* **Exercise requirements**
Exactly reproduce the lines that follow.

* **Records provided**
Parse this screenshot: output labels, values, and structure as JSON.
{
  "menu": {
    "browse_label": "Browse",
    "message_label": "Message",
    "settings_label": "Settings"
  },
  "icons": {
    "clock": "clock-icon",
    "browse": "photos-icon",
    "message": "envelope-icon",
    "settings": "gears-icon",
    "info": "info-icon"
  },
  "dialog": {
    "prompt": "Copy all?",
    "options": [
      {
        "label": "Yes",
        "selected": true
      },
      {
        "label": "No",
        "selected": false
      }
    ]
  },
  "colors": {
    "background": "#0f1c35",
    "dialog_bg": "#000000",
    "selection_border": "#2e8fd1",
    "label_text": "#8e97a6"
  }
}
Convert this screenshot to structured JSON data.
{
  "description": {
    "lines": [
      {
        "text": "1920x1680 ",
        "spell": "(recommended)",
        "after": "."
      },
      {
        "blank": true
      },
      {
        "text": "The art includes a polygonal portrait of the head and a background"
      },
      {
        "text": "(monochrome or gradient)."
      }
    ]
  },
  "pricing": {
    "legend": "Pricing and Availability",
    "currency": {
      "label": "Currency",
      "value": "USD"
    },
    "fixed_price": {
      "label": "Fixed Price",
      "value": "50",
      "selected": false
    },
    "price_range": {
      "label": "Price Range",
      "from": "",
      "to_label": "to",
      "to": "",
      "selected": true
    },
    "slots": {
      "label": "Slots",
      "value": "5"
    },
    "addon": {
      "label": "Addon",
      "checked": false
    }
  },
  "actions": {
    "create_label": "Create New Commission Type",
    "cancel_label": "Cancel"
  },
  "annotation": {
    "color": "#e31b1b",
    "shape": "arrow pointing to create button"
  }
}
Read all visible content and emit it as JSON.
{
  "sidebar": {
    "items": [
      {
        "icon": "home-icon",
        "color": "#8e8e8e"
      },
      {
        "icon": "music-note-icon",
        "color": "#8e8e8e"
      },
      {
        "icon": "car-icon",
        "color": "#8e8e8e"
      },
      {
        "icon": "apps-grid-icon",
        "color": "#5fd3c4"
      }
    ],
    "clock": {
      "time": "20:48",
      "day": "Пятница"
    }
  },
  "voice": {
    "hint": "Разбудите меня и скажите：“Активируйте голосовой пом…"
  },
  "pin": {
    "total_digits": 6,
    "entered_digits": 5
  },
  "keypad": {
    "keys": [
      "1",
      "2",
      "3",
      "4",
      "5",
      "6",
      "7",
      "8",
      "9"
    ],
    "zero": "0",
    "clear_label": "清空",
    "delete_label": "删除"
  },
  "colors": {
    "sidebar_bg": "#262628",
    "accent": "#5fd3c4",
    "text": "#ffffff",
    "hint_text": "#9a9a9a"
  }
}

* **Solution for this exercise**
Parse this screenshot: output labels, values, and structure as JSON.
{
  "menu": {
    "browse_label": "Browse",
    "message_label": "Message",
    "settings_label": "Settings"
  },
  "icons": {
    "clock": "clock-icon",
    "browse": "photos-icon",
    "message": "envelope-icon",
    "settings": "gears-icon",
    "info": "info-icon"
  },
  "dialog": {
    "prompt": "Copy all?",
    "options": [
      {
        "label": "Yes",
        "selected": true
      },
      {
        "label": "No",
        "selected": false
      }
    ]
  },
  "colors": {
    "background": "#0f1c35",
    "dialog_bg": "#000000",
    "selection_border": "#2e8fd1",
    "label_text": "#8e97a6"
  }
}
Convert this screenshot to structured JSON data.
{
  "description": {
    "lines": [
      {
        "text": "1920x1680 ",
        "spell": "(recommended)",
        "after": "."
      },
      {
        "blank": true
      },
      {
        "text": "The art includes a polygonal portrait of the head and a background"
      },
      {
        "text": "(monochrome or gradient)."
      }
    ]
  },
  "pricing": {
    "legend": "Pricing and Availability",
    "currency": {
      "label": "Currency",
      "value": "USD"
    },
    "fixed_price": {
      "label": "Fixed Price",
      "value": "50",
      "selected": false
    },
    "price_range": {
      "label": "Price Range",
      "from": "",
      "to_label": "to",
      "to": "",
      "selected": true
    },
    "slots": {
      "label": "Slots",
      "value": "5"
    },
    "addon": {
      "label": "Addon",
      "checked": false
    }
  },
  "actions": {
    "create_label": "Create New Commission Type",
    "cancel_label": "Cancel"
  },
  "annotation": {
    "color": "#e31b1b",
    "shape": "arrow pointing to create button"
  }
}
Read all visible content and emit it as JSON.
{
  "sidebar": {
    "items": [
      {
        "icon": "home-icon",
        "color": "#8e8e8e"
      },
      {
        "icon": "music-note-icon",
        "color": "#8e8e8e"
      },
      {
        "icon": "car-icon",
        "color": "#8e8e8e"
      },
      {
        "icon": "apps-grid-icon",
        "color": "#5fd3c4"
      }
    ],
    "clock": {
      "time": "20:48",
      "day": "Пятница"
    }
  },
  "voice": {
    "hint": "Разбудите меня и скажите：“Активируйте голосовой пом…"
  },
  "pin": {
    "total_digits": 6,
    "entered_digits": 5
  },
  "keypad": {
    "keys": [
      "1",
      "2",
      "3",
      "4",
      "5",
      "6",
      "7",
      "8",
      "9"
    ],
    "zero": "0",
    "clear_label": "清空",
    "delete_label": "删除"
  },
  "colors": {
    "sidebar_bg": "#262628",
    "accent": "#5fd3c4",
    "text": "#ffffff",
    "hint_text": "#9a9a9a"
  }
}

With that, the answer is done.